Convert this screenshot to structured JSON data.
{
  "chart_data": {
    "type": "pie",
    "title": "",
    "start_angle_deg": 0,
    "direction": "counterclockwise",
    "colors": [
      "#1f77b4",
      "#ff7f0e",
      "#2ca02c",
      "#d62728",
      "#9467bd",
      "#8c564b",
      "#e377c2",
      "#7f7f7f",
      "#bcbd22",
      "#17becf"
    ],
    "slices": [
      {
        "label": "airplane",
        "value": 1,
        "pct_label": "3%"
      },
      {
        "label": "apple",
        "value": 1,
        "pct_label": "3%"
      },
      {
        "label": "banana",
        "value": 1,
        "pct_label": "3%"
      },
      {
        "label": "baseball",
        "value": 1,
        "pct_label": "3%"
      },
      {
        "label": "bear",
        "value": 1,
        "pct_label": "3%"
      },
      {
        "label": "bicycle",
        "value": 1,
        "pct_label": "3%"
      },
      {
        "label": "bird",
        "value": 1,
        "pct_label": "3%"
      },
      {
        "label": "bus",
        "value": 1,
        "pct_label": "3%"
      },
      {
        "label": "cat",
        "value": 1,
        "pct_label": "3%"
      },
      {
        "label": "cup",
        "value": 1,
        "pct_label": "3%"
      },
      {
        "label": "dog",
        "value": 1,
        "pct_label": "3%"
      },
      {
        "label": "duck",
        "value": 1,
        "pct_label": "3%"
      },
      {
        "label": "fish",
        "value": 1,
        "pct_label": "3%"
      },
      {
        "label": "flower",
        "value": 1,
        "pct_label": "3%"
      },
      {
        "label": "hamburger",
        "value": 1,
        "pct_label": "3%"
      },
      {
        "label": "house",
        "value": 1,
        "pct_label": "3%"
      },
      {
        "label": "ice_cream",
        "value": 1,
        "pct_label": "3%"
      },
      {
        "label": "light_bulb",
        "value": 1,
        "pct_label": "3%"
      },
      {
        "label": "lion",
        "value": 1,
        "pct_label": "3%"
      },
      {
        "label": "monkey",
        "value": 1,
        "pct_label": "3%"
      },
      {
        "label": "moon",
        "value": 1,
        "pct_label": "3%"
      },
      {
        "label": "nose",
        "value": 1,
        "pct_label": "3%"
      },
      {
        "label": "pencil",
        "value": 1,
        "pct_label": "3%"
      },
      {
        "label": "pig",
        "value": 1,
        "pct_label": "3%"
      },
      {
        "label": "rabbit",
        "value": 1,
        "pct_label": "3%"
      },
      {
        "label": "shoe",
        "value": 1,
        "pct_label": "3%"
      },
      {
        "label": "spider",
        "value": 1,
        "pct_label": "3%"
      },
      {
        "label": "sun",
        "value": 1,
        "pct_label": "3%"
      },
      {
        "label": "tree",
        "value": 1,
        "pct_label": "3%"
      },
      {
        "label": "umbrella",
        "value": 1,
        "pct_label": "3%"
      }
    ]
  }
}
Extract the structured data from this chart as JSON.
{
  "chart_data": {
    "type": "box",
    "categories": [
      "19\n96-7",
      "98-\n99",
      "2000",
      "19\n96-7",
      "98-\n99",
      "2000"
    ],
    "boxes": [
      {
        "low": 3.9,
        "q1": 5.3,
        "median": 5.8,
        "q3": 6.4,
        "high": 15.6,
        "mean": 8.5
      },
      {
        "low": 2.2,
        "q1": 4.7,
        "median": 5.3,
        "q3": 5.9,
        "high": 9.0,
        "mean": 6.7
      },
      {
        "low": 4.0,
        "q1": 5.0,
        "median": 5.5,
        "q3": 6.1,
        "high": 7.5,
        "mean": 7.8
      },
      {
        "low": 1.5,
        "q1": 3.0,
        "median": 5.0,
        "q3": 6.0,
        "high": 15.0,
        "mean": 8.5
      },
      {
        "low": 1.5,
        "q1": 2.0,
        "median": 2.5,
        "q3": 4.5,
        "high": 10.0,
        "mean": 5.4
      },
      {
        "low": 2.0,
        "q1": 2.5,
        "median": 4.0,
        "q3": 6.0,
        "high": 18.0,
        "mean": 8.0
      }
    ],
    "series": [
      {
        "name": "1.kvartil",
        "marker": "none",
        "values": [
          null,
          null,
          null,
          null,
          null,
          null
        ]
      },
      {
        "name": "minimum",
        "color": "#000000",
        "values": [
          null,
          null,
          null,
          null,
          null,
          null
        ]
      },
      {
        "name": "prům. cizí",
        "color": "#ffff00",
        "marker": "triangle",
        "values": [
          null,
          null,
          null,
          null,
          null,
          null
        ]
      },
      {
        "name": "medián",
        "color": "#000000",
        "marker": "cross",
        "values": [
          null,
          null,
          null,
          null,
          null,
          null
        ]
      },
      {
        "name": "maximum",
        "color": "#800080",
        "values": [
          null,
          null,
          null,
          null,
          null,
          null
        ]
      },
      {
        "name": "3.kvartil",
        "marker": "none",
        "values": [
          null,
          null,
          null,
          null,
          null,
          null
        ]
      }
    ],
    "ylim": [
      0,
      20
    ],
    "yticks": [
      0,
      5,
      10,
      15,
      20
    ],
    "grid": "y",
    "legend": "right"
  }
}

◆ ◆ ◆ ◆ ◆

#### Written task:
Every line above should be retyped exactly as given.

#### Solution:
Convert this screenshot to structured JSON data.
{
  "chart_data": {
    "type": "pie",
    "title": "",
    "start_angle_deg": 0,
    "direction": "counterclockwise",
    "colors": [
      "#1f77b4",
      "#ff7f0e",
      "#2ca02c",
      "#d62728",
      "#9467bd",
      "#8c564b",
      "#e377c2",
      "#7f7f7f",
      "#bcbd22",
      "#17becf"
    ],
    "slices": [
      {
        "label": "airplane",
        "value": 1,
        "pct_label": "3%"
      },
      {
        "label": "apple",
        "value": 1,
        "pct_label": "3%"
      },
      {
        "label": "banana",
        "value": 1,
        "pct_label": "3%"
      },
      {
        "label": "baseball",
        "value": 1,
        "pct_label": "3%"
      },
      {
        "label": "bear",
        "value": 1,
        "pct_label": "3%"
      },
      {
        "label": "bicycle",
        "value": 1,
        "pct_label": "3%"
      },
      {
        "label": "bird",
        "value": 1,
        "pct_label": "3%"
      },
      {
        "label": "bus",
        "value": 1,
        "pct_label": "3%"
      },
      {
        "label": "cat",
        "value": 1,
        "pct_label": "3%"
      },
      {
        "label": "cup",
        "value": 1,
        "pct_label": "3%"
      },
      {
        "label": "dog",
        "value": 1,
        "pct_label": "3%"
      },
      {
        "label": "duck",
        "value": 1,
        "pct_label": "3%"
      },
      {
        "label": "fish",
        "value": 1,
        "pct_label": "3%"
      },
      {
        "label": "flower",
        "value": 1,
        "pct_label": "3%"
      },
      {
        "label": "hamburger",
        "value": 1,
        "pct_label": "3%"
      },
      {
        "label": "house",
        "value": 1,
        "pct_label": "3%"
      },
      {
        "label": "ice_cream",
        "value": 1,
        "pct_label": "3%"
      },
      {
        "label": "light_bulb",
        "value": 1,
        "pct_label": "3%"
      },
      {
        "label": "lion",
        "value": 1,
        "pct_label": "3%"
      },
      {
        "label": "monkey",
        "value": 1,
        "pct_label": "3%"
      },
      {
        "label": "moon",
        "value": 1,
        "pct_label": "3%"
      },
      {
        "label": "nose",
        "value": 1,
        "pct_label": "3%"
      },
      {
        "label": "pencil",
        "value": 1,
        "pct_label": "3%"
      },
      {
        "label": "pig",
        "value": 1,
        "pct_label": "3%"
      },
      {
        "label": "rabbit",
        "value": 1,
        "pct_label": "3%"
      },
      {
        "label": "shoe",
        "value": 1,
        "pct_label": "3%"
      },
      {
        "label": "spider",
        "value": 1,
        "pct_label": "3%"
      },
      {
        "label": "sun",
        "value": 1,
        "pct_label": "3%"
      },
      {
        "label": "tree",
        "value": 1,
        "pct_label": "3%"
      },
      {
        "label": "umbrella",
        "value": 1,
        "pct_label": "3%"
      }
    ]
  }
}
Extract the structured data from this chart as JSON.
{
  "chart_data": {
    "type": "box",
    "categories": [
      "19\n96-7",
      "98-\n99",
      "2000",
      "19\n96-7",
      "98-\n99",
      "2000"
    ],
    "boxes": [
      {
        "low": 3.9,
        "q1": 5.3,
        "median": 5.8,
        "q3": 6.4,
        "high": 15.6,
        "mean": 8.5
      },
      {
        "low": 2.2,
        "q1": 4.7,
        "median": 5.3,
        "q3": 5.9,
        "high": 9.0,
        "mean": 6.7
      },
      {
        "low": 4.0,
        "q1": 5.0,
        "median": 5.5,
        "q3": 6.1,
        "high": 7.5,
        "mean": 7.8
      },
      {
        "low": 1.5,
        "q1": 3.0,
        "median": 5.0,
        "q3": 6.0,
        "high": 15.0,
        "mean": 8.5
      },
      {
        "low": 1.5,
        "q1": 2.0,
        "median": 2.5,
        "q3": 4.5,
        "high": 10.0,
        "mean": 5.4
      },
      {
        "low": 2.0,
        "q1": 2.5,
        "median": 4.0,
        "q3": 6.0,
        "high": 18.0,
        "mean": 8.0
      }
    ],
    "series": [
      {
        "name": "1.kvartil",
        "marker": "none",
        "values": [
          null,
          null,
          null,
          null,
          null,
          null
        ]
      },
      {
        "name": "minimum",
        "color": "#000000",
        "values": [
          null,
          null,
          null,
          null,
          null,
          null
        ]
      },
      {
        "name": "prům. cizí",
        "color": "#ffff00",
        "marker": "triangle",
        "values": [
          null,
          null,
          null,
          null,
          null,
          null
        ]
      },
      {
        "name": "medián",
        "color": "#000000",
        "marker": "cross",
        "values": [
          null,
          null,
          null,
          null,
          null,
          null
        ]
      },
      {
        "name": "maximum",
        "color": "#800080",
        "values": [
          null,
          null,
          null,
          null,
          null,
          null
        ]
      },
      {
        "name": "3.kvartil",
        "marker": "none",
        "values": [
          null,
          null,
          null,
          null,
          null,
          null
        ]
      }
    ],
    "ylim": [
      0,
      20
    ],
    "yticks": [
      0,
      5,
      10,
      15,
      20
    ],
    "grid": "y",
    "legend": "right"
  }
}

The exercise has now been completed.